>> Start ENTRIES
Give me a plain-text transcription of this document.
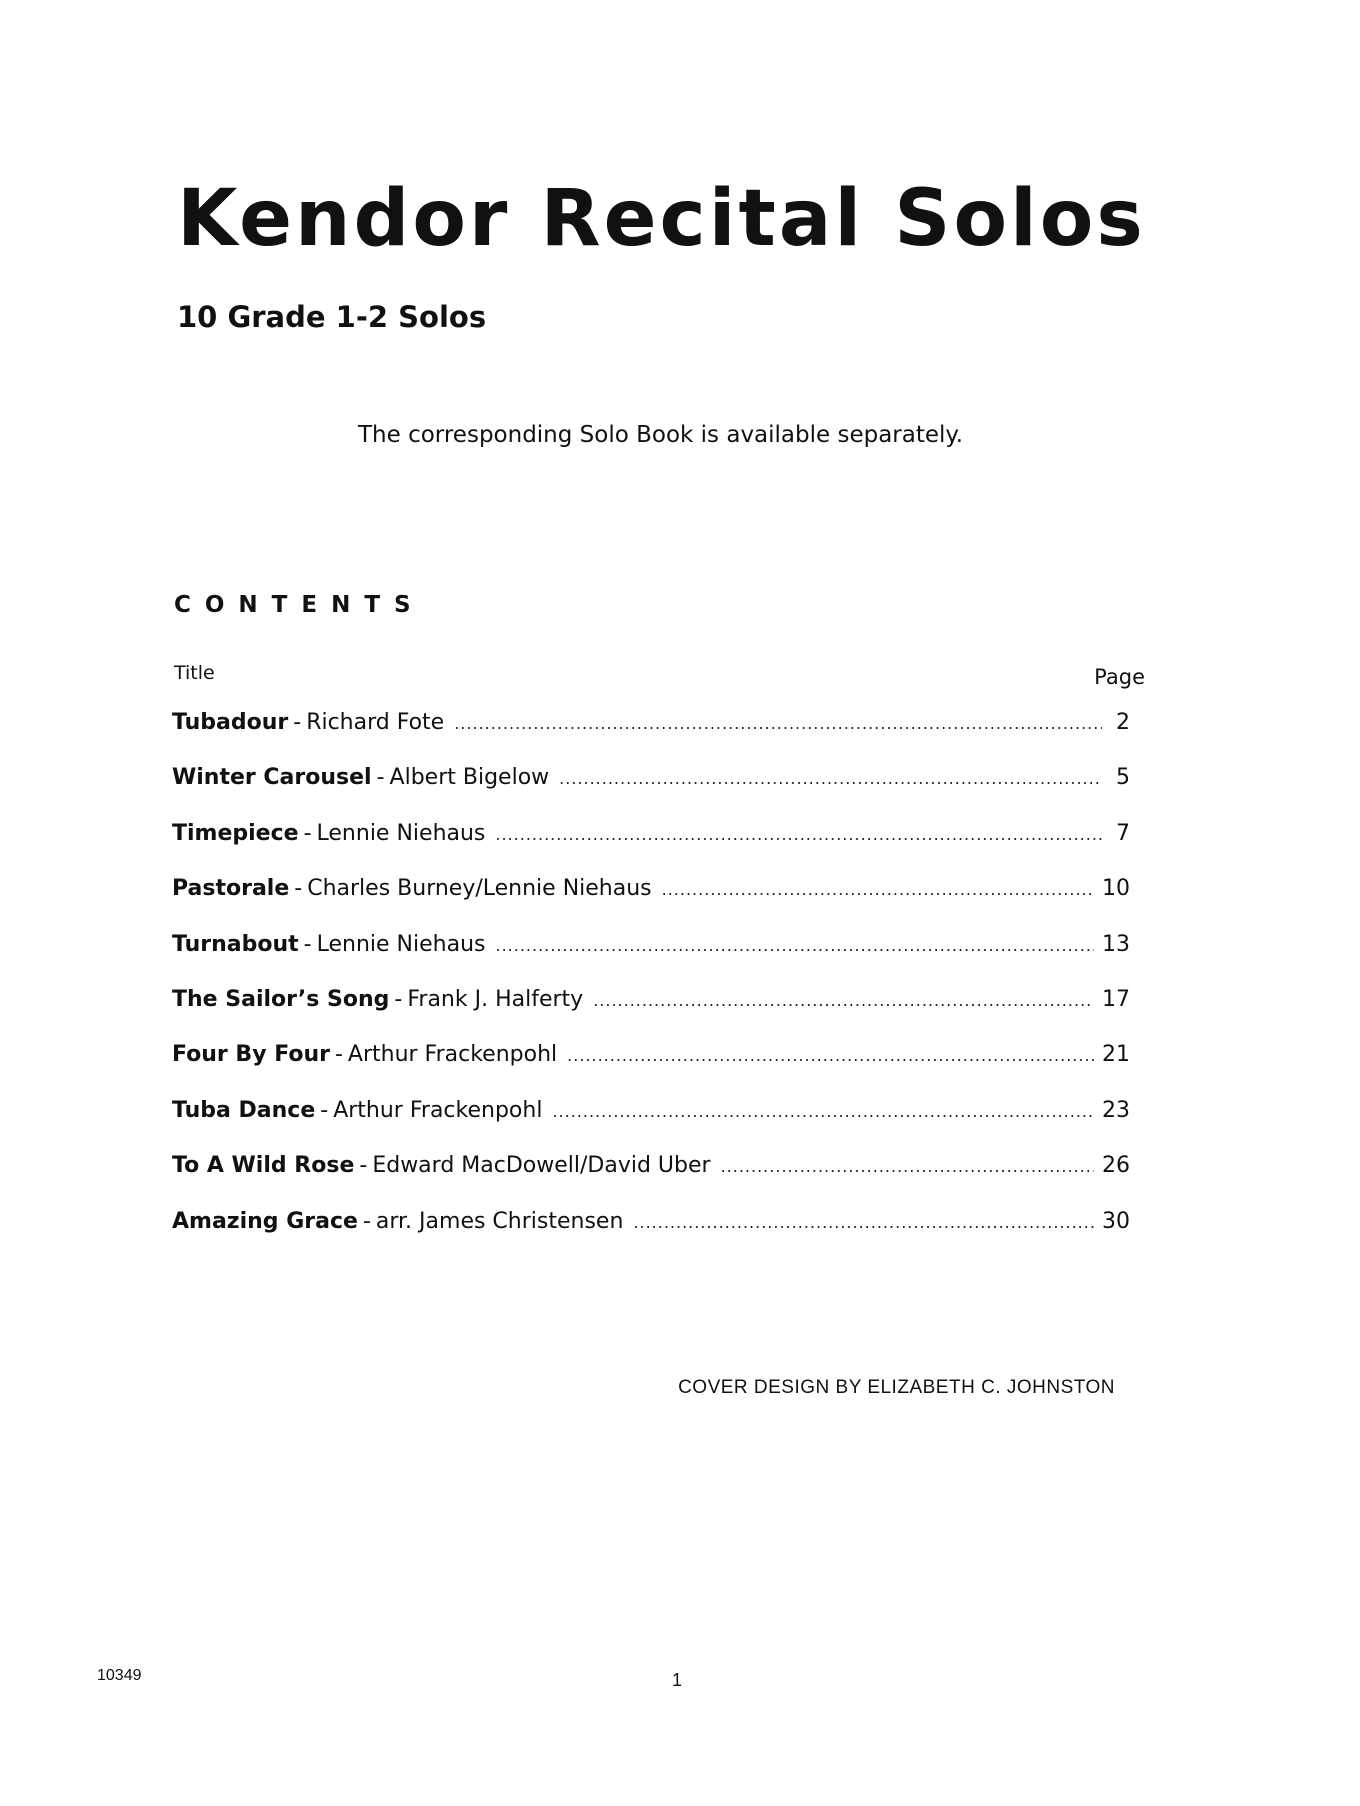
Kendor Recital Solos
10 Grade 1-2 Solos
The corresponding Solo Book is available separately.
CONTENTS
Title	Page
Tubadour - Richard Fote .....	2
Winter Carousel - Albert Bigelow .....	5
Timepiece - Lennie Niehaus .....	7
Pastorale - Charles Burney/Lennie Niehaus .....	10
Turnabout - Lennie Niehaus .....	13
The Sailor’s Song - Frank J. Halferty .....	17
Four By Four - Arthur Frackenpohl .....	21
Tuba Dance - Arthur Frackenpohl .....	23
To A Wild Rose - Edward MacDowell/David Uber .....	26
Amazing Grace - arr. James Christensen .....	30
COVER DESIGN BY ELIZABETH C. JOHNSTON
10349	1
>> End ENTRIES
### [STATED TASK]
Reproduce every record above exactly, omitting the pictures.

### [RESPONSE TO THE EXERCISE]
Give me a plain-text transcription of this document.
Kendor Recital Solos
10 Grade 1-2 Solos
The corresponding Solo Book is available separately.
CONTENTS
Title	Page
Tubadour - Richard Fote .....	2
Winter Carousel - Albert Bigelow .....	5
Timepiece - Lennie Niehaus .....	7
Pastorale - Charles Burney/Lennie Niehaus .....	10
Turnabout - Lennie Niehaus .....	13
The Sailor’s Song - Frank J. Halferty .....	17
Four By Four - Arthur Frackenpohl .....	21
Tuba Dance - Arthur Frackenpohl .....	23
To A Wild Rose - Edward MacDowell/David Uber .....	26
Amazing Grace - arr. James Christensen .....	30
COVER DESIGN BY ELIZABETH C. JOHNSTON
10349	1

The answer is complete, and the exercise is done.